— begin Working data —
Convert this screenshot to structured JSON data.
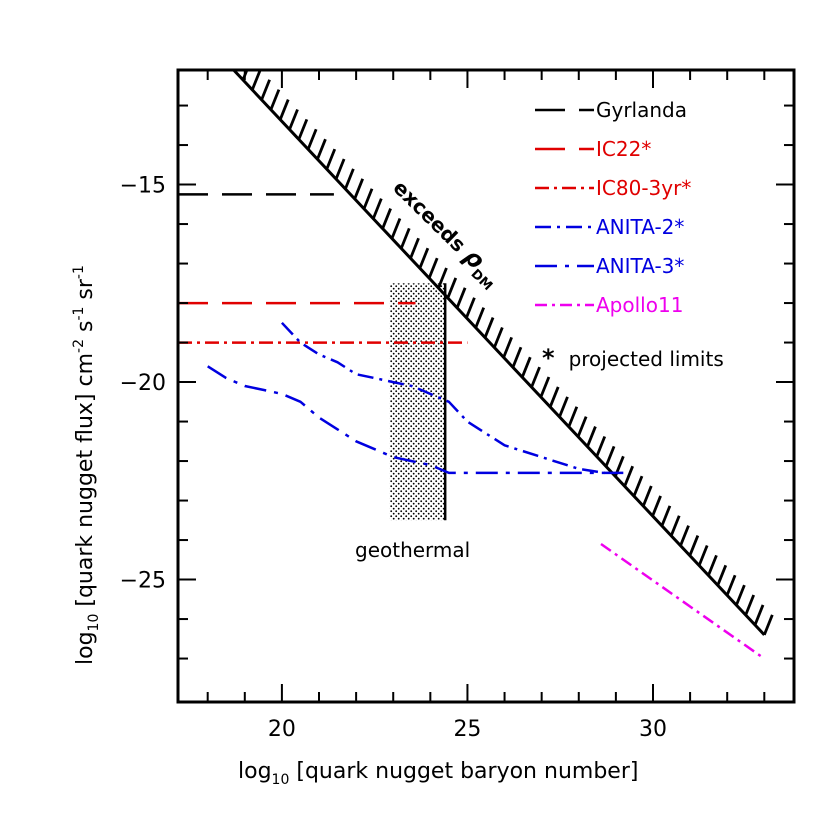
{
  "chart_data": {
    "type": "line",
    "xlabel_main": "log",
    "xlabel_sub": "10",
    "xlabel_rest": " [quark nugget baryon number]",
    "ylabel_main": "log",
    "ylabel_sub": "10",
    "ylabel_rest": " [quark nugget flux] cm",
    "ylabel_units": [
      "-2",
      " s",
      "-1",
      " sr",
      "-1"
    ],
    "xlim": [
      17.2,
      33.8
    ],
    "ylim": [
      -28.1,
      -12.1
    ],
    "x_ticks": [
      20,
      25,
      30
    ],
    "x_tick_labels": [
      "20",
      "25",
      "30"
    ],
    "x_minor_ticks": [
      18,
      19,
      21,
      22,
      23,
      24,
      26,
      27,
      28,
      29,
      31,
      32,
      33
    ],
    "y_ticks": [
      -15,
      -20,
      -25
    ],
    "y_tick_labels": [
      "−15",
      "−20",
      "−25"
    ],
    "y_minor_ticks": [
      -13,
      -14,
      -16,
      -17,
      -18,
      -19,
      -21,
      -22,
      -23,
      -24,
      -26,
      -27
    ],
    "grid": false,
    "legend_position": "top-right",
    "series": [
      {
        "name": "Gyrlanda",
        "color": "#000000",
        "dash": "30,14",
        "width": 2.5,
        "points": [
          [
            17.2,
            -15.25
          ],
          [
            21.4,
            -15.25
          ]
        ]
      },
      {
        "name": "IC22*",
        "color": "#e00000",
        "dash": "30,14",
        "width": 2.5,
        "points": [
          [
            17.2,
            -18.0
          ],
          [
            23.6,
            -18.0
          ]
        ]
      },
      {
        "name": "IC80-3yr*",
        "color": "#e00000",
        "dash": "14,5,3,5",
        "width": 2.5,
        "points": [
          [
            17.2,
            -19.0
          ],
          [
            25.0,
            -19.0
          ]
        ]
      },
      {
        "name": "ANITA-2*",
        "color": "#0000e0",
        "dash": "16,6,3,6",
        "width": 2.5,
        "points": [
          [
            20.0,
            -18.5
          ],
          [
            20.5,
            -19.0
          ],
          [
            21.0,
            -19.3
          ],
          [
            21.5,
            -19.5
          ],
          [
            22.0,
            -19.8
          ],
          [
            22.5,
            -19.9
          ],
          [
            23.0,
            -20.0
          ],
          [
            23.5,
            -20.1
          ],
          [
            24.0,
            -20.3
          ],
          [
            24.5,
            -20.5
          ],
          [
            25.0,
            -21.0
          ],
          [
            26.0,
            -21.6
          ],
          [
            27.0,
            -21.9
          ],
          [
            28.0,
            -22.2
          ],
          [
            28.7,
            -22.3
          ]
        ]
      },
      {
        "name": "ANITA-3*",
        "color": "#0000e0",
        "dash": "22,8,4,8",
        "width": 2.5,
        "points": [
          [
            18.0,
            -19.6
          ],
          [
            18.5,
            -19.9
          ],
          [
            19.0,
            -20.1
          ],
          [
            19.5,
            -20.2
          ],
          [
            20.0,
            -20.3
          ],
          [
            20.5,
            -20.5
          ],
          [
            21.0,
            -20.9
          ],
          [
            21.5,
            -21.2
          ],
          [
            22.0,
            -21.5
          ],
          [
            22.5,
            -21.7
          ],
          [
            23.0,
            -21.9
          ],
          [
            23.5,
            -22.0
          ],
          [
            24.0,
            -22.1
          ],
          [
            24.5,
            -22.3
          ],
          [
            25.0,
            -22.3
          ],
          [
            26.0,
            -22.3
          ],
          [
            27.0,
            -22.3
          ],
          [
            28.0,
            -22.3
          ],
          [
            29.2,
            -22.3
          ]
        ]
      },
      {
        "name": "Apollo11",
        "color": "#ee00ee",
        "dash": "12,5,3,5",
        "width": 2.5,
        "points": [
          [
            28.6,
            -24.1
          ],
          [
            33.0,
            -27.0
          ]
        ]
      }
    ],
    "dm_boundary": {
      "label_main": "exceeds ",
      "label_rho": "ρ",
      "label_sub": "DM",
      "points": [
        [
          18.7,
          -12.1
        ],
        [
          33.0,
          -26.4
        ]
      ],
      "hatch_side": "upper-right"
    },
    "geothermal": {
      "label": "geothermal",
      "x_range": [
        22.9,
        24.4
      ],
      "y_range": [
        -23.5,
        -17.5
      ]
    },
    "legend_note": {
      "symbol": "*",
      "text": "projected limits"
    }
  }
}
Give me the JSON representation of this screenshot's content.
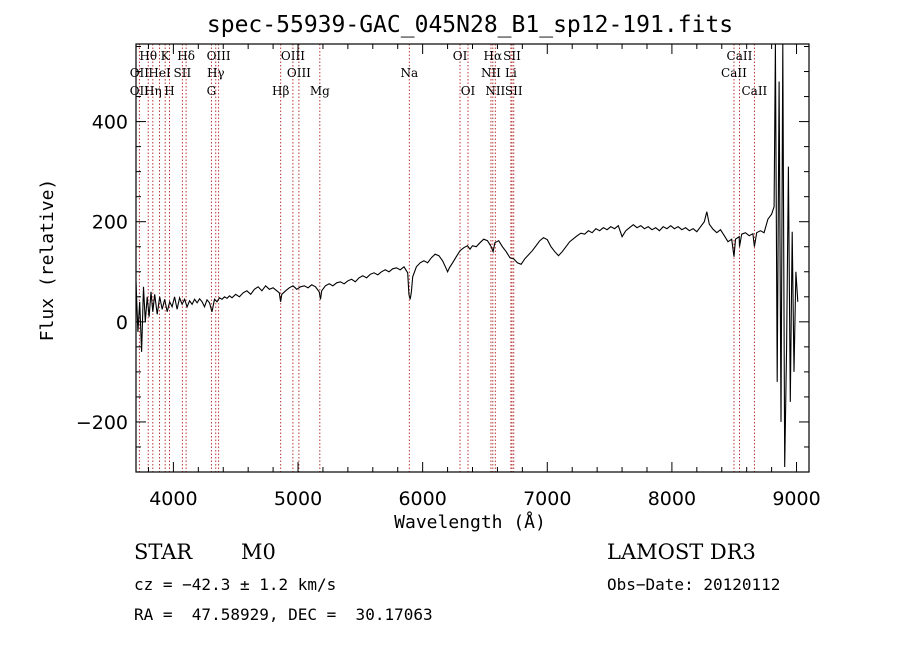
{
  "chart_data": {
    "type": "line",
    "title": "spec-55939-GAC_045N28_B1_sp12-191.fits",
    "xlabel": "Wavelength (Å)",
    "ylabel": "Flux (relative)",
    "xlim": [
      3700,
      9100
    ],
    "ylim": [
      -300,
      555
    ],
    "xticks": [
      4000,
      5000,
      6000,
      7000,
      8000,
      9000
    ],
    "xtick_labels": [
      "4000",
      "5000",
      "6000",
      "7000",
      "8000",
      "9000"
    ],
    "yticks": [
      -200,
      0,
      200,
      400
    ],
    "ytick_labels": [
      "−200",
      "0",
      "200",
      "400"
    ],
    "series": [
      {
        "name": "flux",
        "points": [
          [
            3700,
            80
          ],
          [
            3715,
            -20
          ],
          [
            3730,
            40
          ],
          [
            3745,
            -60
          ],
          [
            3760,
            70
          ],
          [
            3775,
            0
          ],
          [
            3790,
            50
          ],
          [
            3805,
            10
          ],
          [
            3820,
            60
          ],
          [
            3835,
            20
          ],
          [
            3850,
            55
          ],
          [
            3870,
            15
          ],
          [
            3890,
            50
          ],
          [
            3910,
            25
          ],
          [
            3930,
            45
          ],
          [
            3950,
            20
          ],
          [
            3970,
            40
          ],
          [
            3990,
            30
          ],
          [
            4010,
            50
          ],
          [
            4030,
            25
          ],
          [
            4050,
            48
          ],
          [
            4070,
            35
          ],
          [
            4090,
            45
          ],
          [
            4110,
            30
          ],
          [
            4130,
            42
          ],
          [
            4150,
            35
          ],
          [
            4170,
            45
          ],
          [
            4190,
            38
          ],
          [
            4210,
            46
          ],
          [
            4230,
            40
          ],
          [
            4250,
            30
          ],
          [
            4270,
            44
          ],
          [
            4290,
            38
          ],
          [
            4310,
            20
          ],
          [
            4330,
            45
          ],
          [
            4350,
            40
          ],
          [
            4370,
            48
          ],
          [
            4390,
            45
          ],
          [
            4410,
            50
          ],
          [
            4430,
            47
          ],
          [
            4450,
            52
          ],
          [
            4470,
            48
          ],
          [
            4500,
            55
          ],
          [
            4530,
            50
          ],
          [
            4560,
            58
          ],
          [
            4590,
            62
          ],
          [
            4620,
            55
          ],
          [
            4650,
            65
          ],
          [
            4680,
            70
          ],
          [
            4710,
            62
          ],
          [
            4740,
            72
          ],
          [
            4770,
            65
          ],
          [
            4800,
            68
          ],
          [
            4830,
            62
          ],
          [
            4850,
            58
          ],
          [
            4860,
            40
          ],
          [
            4870,
            55
          ],
          [
            4900,
            62
          ],
          [
            4930,
            68
          ],
          [
            4960,
            72
          ],
          [
            4990,
            65
          ],
          [
            5020,
            70
          ],
          [
            5050,
            72
          ],
          [
            5080,
            68
          ],
          [
            5110,
            74
          ],
          [
            5140,
            70
          ],
          [
            5170,
            60
          ],
          [
            5180,
            45
          ],
          [
            5190,
            62
          ],
          [
            5220,
            72
          ],
          [
            5250,
            76
          ],
          [
            5280,
            72
          ],
          [
            5310,
            78
          ],
          [
            5340,
            80
          ],
          [
            5370,
            76
          ],
          [
            5400,
            82
          ],
          [
            5430,
            85
          ],
          [
            5460,
            80
          ],
          [
            5490,
            88
          ],
          [
            5520,
            92
          ],
          [
            5550,
            88
          ],
          [
            5580,
            95
          ],
          [
            5610,
            98
          ],
          [
            5640,
            94
          ],
          [
            5670,
            100
          ],
          [
            5700,
            104
          ],
          [
            5730,
            100
          ],
          [
            5760,
            106
          ],
          [
            5790,
            108
          ],
          [
            5820,
            104
          ],
          [
            5850,
            110
          ],
          [
            5880,
            98
          ],
          [
            5890,
            55
          ],
          [
            5900,
            45
          ],
          [
            5910,
            60
          ],
          [
            5920,
            90
          ],
          [
            5950,
            110
          ],
          [
            5980,
            118
          ],
          [
            6010,
            122
          ],
          [
            6040,
            118
          ],
          [
            6070,
            128
          ],
          [
            6100,
            135
          ],
          [
            6130,
            132
          ],
          [
            6160,
            122
          ],
          [
            6190,
            106
          ],
          [
            6200,
            100
          ],
          [
            6215,
            108
          ],
          [
            6240,
            118
          ],
          [
            6270,
            130
          ],
          [
            6300,
            142
          ],
          [
            6330,
            148
          ],
          [
            6360,
            152
          ],
          [
            6380,
            145
          ],
          [
            6400,
            152
          ],
          [
            6430,
            150
          ],
          [
            6460,
            158
          ],
          [
            6490,
            165
          ],
          [
            6520,
            162
          ],
          [
            6550,
            150
          ],
          [
            6565,
            140
          ],
          [
            6580,
            158
          ],
          [
            6610,
            162
          ],
          [
            6640,
            150
          ],
          [
            6670,
            140
          ],
          [
            6700,
            128
          ],
          [
            6730,
            126
          ],
          [
            6760,
            118
          ],
          [
            6790,
            115
          ],
          [
            6820,
            126
          ],
          [
            6850,
            134
          ],
          [
            6880,
            142
          ],
          [
            6910,
            152
          ],
          [
            6940,
            162
          ],
          [
            6970,
            168
          ],
          [
            7000,
            164
          ],
          [
            7030,
            150
          ],
          [
            7060,
            140
          ],
          [
            7090,
            132
          ],
          [
            7120,
            140
          ],
          [
            7150,
            150
          ],
          [
            7180,
            160
          ],
          [
            7210,
            166
          ],
          [
            7240,
            172
          ],
          [
            7270,
            177
          ],
          [
            7300,
            175
          ],
          [
            7330,
            182
          ],
          [
            7360,
            178
          ],
          [
            7390,
            186
          ],
          [
            7420,
            182
          ],
          [
            7450,
            188
          ],
          [
            7480,
            184
          ],
          [
            7510,
            190
          ],
          [
            7540,
            186
          ],
          [
            7570,
            192
          ],
          [
            7600,
            170
          ],
          [
            7630,
            182
          ],
          [
            7660,
            188
          ],
          [
            7690,
            194
          ],
          [
            7720,
            188
          ],
          [
            7750,
            192
          ],
          [
            7780,
            186
          ],
          [
            7810,
            190
          ],
          [
            7840,
            184
          ],
          [
            7870,
            188
          ],
          [
            7900,
            182
          ],
          [
            7930,
            190
          ],
          [
            7960,
            186
          ],
          [
            7990,
            192
          ],
          [
            8020,
            186
          ],
          [
            8050,
            190
          ],
          [
            8080,
            184
          ],
          [
            8110,
            188
          ],
          [
            8140,
            182
          ],
          [
            8170,
            186
          ],
          [
            8200,
            180
          ],
          [
            8230,
            190
          ],
          [
            8260,
            200
          ],
          [
            8280,
            220
          ],
          [
            8300,
            195
          ],
          [
            8330,
            185
          ],
          [
            8360,
            178
          ],
          [
            8390,
            184
          ],
          [
            8420,
            172
          ],
          [
            8450,
            160
          ],
          [
            8480,
            165
          ],
          [
            8498,
            130
          ],
          [
            8510,
            165
          ],
          [
            8540,
            170
          ],
          [
            8542,
            150
          ],
          [
            8560,
            175
          ],
          [
            8590,
            178
          ],
          [
            8620,
            172
          ],
          [
            8650,
            176
          ],
          [
            8662,
            150
          ],
          [
            8680,
            178
          ],
          [
            8710,
            182
          ],
          [
            8740,
            178
          ],
          [
            8770,
            205
          ],
          [
            8800,
            215
          ],
          [
            8820,
            230
          ],
          [
            8830,
            555
          ],
          [
            8845,
            -120
          ],
          [
            8860,
            480
          ],
          [
            8875,
            -200
          ],
          [
            8890,
            555
          ],
          [
            8905,
            -290
          ],
          [
            8920,
            -50
          ],
          [
            8935,
            310
          ],
          [
            8950,
            -160
          ],
          [
            8965,
            180
          ],
          [
            8980,
            -100
          ],
          [
            8995,
            100
          ],
          [
            9010,
            40
          ]
        ]
      }
    ],
    "spectral_lines": [
      {
        "label": "Hθ",
        "wavelength": 3798,
        "row": 0
      },
      {
        "label": "K",
        "wavelength": 3934,
        "row": 0
      },
      {
        "label": "Hδ",
        "wavelength": 4102,
        "row": 0
      },
      {
        "label": "OIII",
        "wavelength": 4363,
        "row": 0
      },
      {
        "label": "OIII",
        "wavelength": 4959,
        "row": 0
      },
      {
        "label": "OI",
        "wavelength": 6300,
        "row": 0
      },
      {
        "label": "Hα",
        "wavelength": 6563,
        "row": 0
      },
      {
        "label": "SII",
        "wavelength": 6717,
        "row": 0
      },
      {
        "label": "CaII",
        "wavelength": 8542,
        "row": 0
      },
      {
        "label": "OII",
        "wavelength": 3727,
        "row": 1
      },
      {
        "label": "HeI",
        "wavelength": 3889,
        "row": 1
      },
      {
        "label": "SII",
        "wavelength": 4072,
        "row": 1
      },
      {
        "label": "Hγ",
        "wavelength": 4340,
        "row": 1
      },
      {
        "label": "OIII",
        "wavelength": 5007,
        "row": 1
      },
      {
        "label": "Na",
        "wavelength": 5893,
        "row": 1
      },
      {
        "label": "NII",
        "wavelength": 6548,
        "row": 1
      },
      {
        "label": "Li",
        "wavelength": 6708,
        "row": 1
      },
      {
        "label": "CaII",
        "wavelength": 8498,
        "row": 1
      },
      {
        "label": "OII",
        "wavelength": 3727,
        "row": 2
      },
      {
        "label": "Hη",
        "wavelength": 3835,
        "row": 2
      },
      {
        "label": "H",
        "wavelength": 3969,
        "row": 2
      },
      {
        "label": "G",
        "wavelength": 4305,
        "row": 2
      },
      {
        "label": "Hβ",
        "wavelength": 4861,
        "row": 2
      },
      {
        "label": "Mg",
        "wavelength": 5175,
        "row": 2
      },
      {
        "label": "OI",
        "wavelength": 6364,
        "row": 2
      },
      {
        "label": "NII",
        "wavelength": 6583,
        "row": 2
      },
      {
        "label": "SII",
        "wavelength": 6731,
        "row": 2
      },
      {
        "label": "CaII",
        "wavelength": 8662,
        "row": 2
      }
    ]
  },
  "info": {
    "object_class": "STAR",
    "subclass": "M0",
    "survey": "LAMOST DR3",
    "cz": "cz = −42.3 ± 1.2 km/s",
    "obs_date": "Obs−Date: 20120112",
    "coords": "RA =  47.58929, DEC =  30.17063"
  },
  "colors": {
    "spectrum": "#000000",
    "line_marker": "#b22222",
    "axis": "#000000"
  }
}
— end Working data —
■ **Aim of the exercise**
Note each line of the entries that has "this" in it, and copy those lines.

■ **Task answer**
Convert this screenshot to structured JSON data.
Give me the JSON representation of this screenshot's content.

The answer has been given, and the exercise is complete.